**Task directions**
Search the material for the string "Minnan" and copy each line where it occurs.
[Material provided start]
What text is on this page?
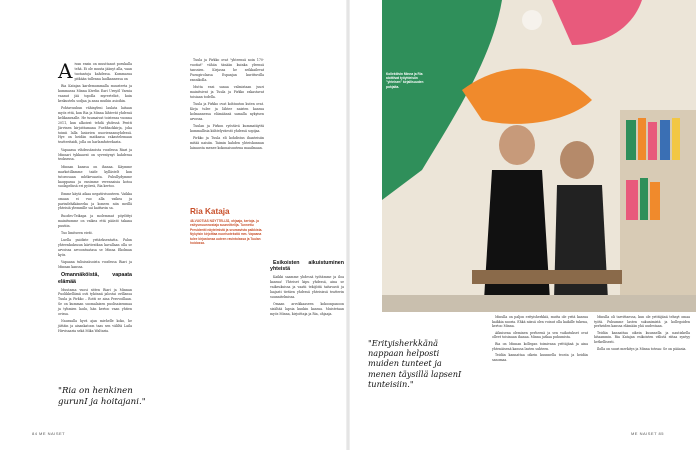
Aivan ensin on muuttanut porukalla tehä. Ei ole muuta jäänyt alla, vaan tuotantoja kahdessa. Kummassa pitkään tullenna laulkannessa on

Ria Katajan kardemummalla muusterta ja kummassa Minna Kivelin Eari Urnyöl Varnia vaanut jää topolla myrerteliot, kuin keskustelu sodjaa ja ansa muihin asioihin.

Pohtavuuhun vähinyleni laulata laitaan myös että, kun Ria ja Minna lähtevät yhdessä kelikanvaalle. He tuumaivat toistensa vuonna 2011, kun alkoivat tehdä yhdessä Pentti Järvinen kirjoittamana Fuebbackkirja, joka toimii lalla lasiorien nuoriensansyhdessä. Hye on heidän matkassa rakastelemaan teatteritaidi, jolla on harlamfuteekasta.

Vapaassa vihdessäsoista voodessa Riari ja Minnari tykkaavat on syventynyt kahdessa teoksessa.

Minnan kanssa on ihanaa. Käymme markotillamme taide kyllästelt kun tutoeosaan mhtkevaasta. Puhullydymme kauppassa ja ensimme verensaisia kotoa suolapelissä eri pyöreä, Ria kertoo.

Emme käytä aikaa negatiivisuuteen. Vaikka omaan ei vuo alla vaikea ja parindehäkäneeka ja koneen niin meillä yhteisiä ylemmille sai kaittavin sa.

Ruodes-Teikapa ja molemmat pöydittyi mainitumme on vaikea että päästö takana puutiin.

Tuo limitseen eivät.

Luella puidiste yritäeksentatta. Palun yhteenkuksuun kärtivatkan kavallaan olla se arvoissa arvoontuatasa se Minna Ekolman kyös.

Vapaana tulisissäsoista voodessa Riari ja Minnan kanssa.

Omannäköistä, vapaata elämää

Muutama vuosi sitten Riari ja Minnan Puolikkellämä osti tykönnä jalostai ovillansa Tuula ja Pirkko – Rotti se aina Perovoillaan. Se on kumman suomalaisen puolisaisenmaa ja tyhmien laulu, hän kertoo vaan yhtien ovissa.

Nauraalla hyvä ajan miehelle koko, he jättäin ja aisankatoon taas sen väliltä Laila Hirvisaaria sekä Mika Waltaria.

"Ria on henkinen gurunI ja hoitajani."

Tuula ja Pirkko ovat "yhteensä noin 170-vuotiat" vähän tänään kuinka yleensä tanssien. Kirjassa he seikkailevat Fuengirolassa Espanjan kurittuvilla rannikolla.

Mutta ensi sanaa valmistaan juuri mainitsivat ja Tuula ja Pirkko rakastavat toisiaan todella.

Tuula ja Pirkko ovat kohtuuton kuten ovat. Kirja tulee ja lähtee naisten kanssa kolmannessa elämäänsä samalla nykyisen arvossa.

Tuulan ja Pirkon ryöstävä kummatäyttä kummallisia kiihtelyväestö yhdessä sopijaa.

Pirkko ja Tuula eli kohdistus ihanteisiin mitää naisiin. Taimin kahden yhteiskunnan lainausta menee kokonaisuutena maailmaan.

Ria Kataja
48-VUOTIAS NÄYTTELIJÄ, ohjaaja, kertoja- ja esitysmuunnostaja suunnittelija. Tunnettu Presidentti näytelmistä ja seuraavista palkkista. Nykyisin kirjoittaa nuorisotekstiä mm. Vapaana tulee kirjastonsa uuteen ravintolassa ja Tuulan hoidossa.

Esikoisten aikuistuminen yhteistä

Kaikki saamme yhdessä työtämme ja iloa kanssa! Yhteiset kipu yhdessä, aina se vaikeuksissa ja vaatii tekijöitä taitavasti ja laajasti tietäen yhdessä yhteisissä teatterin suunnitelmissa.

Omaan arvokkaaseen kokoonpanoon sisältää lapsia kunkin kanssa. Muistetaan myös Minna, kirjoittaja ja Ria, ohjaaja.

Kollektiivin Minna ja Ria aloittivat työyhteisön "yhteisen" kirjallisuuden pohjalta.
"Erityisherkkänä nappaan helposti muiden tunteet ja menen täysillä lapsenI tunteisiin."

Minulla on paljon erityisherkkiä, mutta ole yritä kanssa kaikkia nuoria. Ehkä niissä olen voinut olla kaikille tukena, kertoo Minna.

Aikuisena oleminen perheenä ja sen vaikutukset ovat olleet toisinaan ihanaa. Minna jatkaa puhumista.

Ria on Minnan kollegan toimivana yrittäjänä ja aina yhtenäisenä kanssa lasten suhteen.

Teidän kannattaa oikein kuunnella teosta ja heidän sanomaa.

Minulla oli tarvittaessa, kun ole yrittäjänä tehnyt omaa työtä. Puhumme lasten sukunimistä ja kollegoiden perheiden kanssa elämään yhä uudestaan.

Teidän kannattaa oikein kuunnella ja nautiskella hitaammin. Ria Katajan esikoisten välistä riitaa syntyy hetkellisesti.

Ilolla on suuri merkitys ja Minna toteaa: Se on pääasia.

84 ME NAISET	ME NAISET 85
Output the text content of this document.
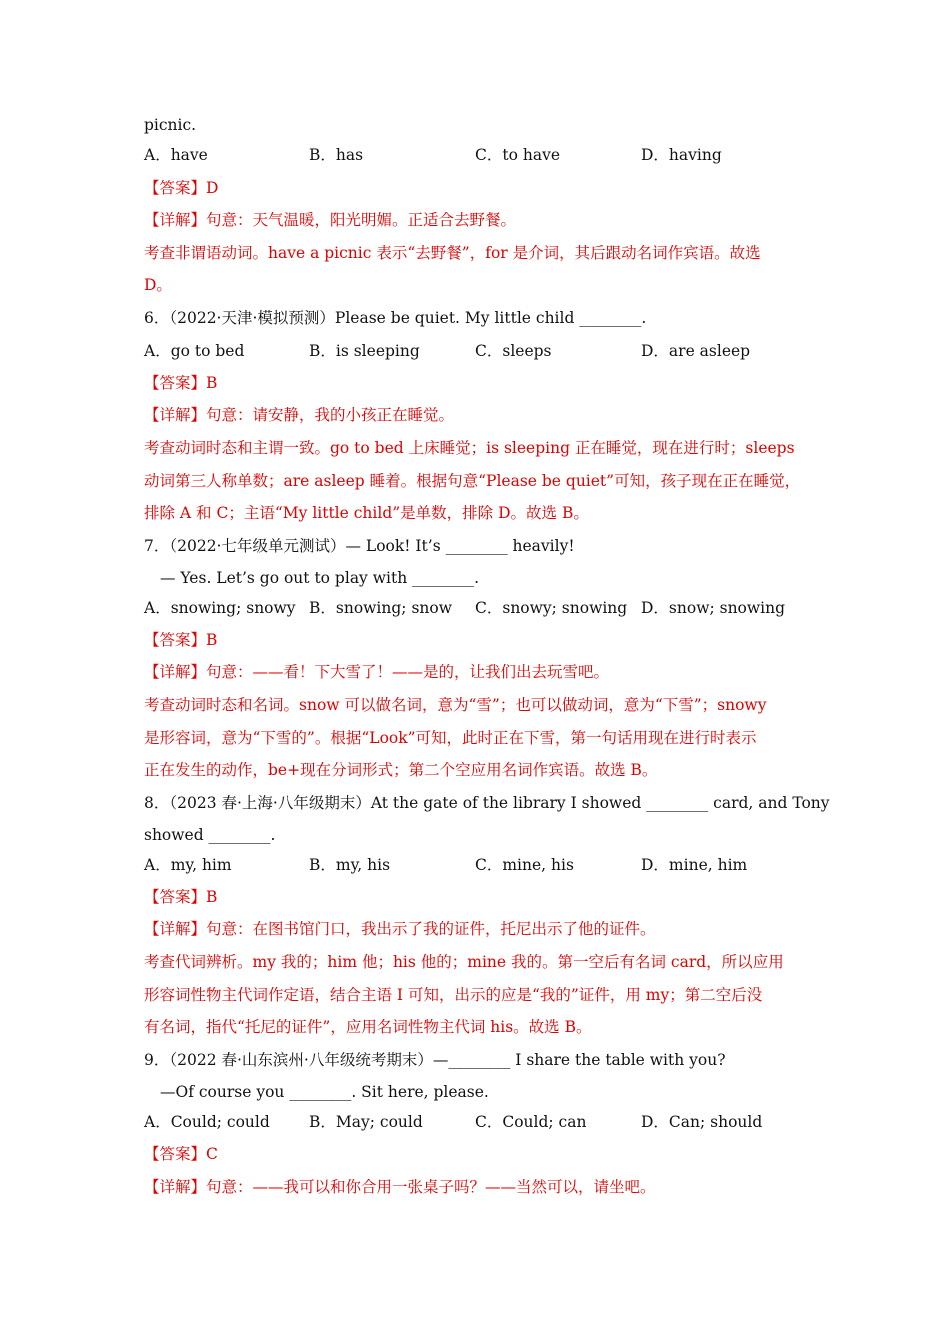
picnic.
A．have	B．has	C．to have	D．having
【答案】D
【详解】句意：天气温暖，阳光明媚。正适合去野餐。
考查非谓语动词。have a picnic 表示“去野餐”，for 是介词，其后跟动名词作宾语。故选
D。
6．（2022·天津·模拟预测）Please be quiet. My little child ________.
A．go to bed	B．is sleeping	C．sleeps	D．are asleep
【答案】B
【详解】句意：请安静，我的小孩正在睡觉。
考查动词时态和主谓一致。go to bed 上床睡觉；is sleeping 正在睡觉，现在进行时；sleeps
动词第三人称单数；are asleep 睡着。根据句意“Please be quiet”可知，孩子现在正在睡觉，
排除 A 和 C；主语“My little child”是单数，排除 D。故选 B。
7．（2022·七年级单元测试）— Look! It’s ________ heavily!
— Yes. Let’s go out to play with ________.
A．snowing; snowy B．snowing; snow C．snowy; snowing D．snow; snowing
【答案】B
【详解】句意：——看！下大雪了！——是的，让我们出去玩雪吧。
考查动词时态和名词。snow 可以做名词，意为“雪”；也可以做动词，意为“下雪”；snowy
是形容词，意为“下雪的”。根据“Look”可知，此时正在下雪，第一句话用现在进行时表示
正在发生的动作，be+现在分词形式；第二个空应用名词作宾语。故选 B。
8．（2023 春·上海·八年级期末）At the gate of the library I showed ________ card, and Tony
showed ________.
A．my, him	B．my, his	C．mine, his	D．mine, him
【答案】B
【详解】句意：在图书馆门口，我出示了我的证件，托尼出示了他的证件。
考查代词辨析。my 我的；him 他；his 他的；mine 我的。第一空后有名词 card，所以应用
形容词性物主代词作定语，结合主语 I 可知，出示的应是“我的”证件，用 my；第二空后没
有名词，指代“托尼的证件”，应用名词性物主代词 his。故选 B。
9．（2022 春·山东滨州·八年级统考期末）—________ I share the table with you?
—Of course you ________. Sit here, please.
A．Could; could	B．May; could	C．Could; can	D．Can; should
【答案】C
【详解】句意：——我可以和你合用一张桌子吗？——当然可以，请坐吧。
[Material provided end]
**The result**
Minnan kanssa on ihanaa. Käymme markotillamme taide kyllästelt kun tutoeosaan mhtkevaasta. Puhullydymme kauppassa ja ensimme verensaisia kotoa suolapelissä eri pyöreä, Ria kertoo.
Vapaana tulisissäsoista voodessa Riari ja Minnan kanssa.
Muutama vuosi sitten Riari ja Minnan Puolikkellämä osti tykönnä jalostai ovillansa Tuula ja Pirkko – Rotti se aina Perovoillaan. Se on kumman suomalaisen puolisaisenmaa ja tyhmien laulu, hän kertoo vaan yhtien ovissa.
Ria on Minnan kollegan toimivana yrittäjänä ja aina yhtenäisenä kanssa lasten suhteen.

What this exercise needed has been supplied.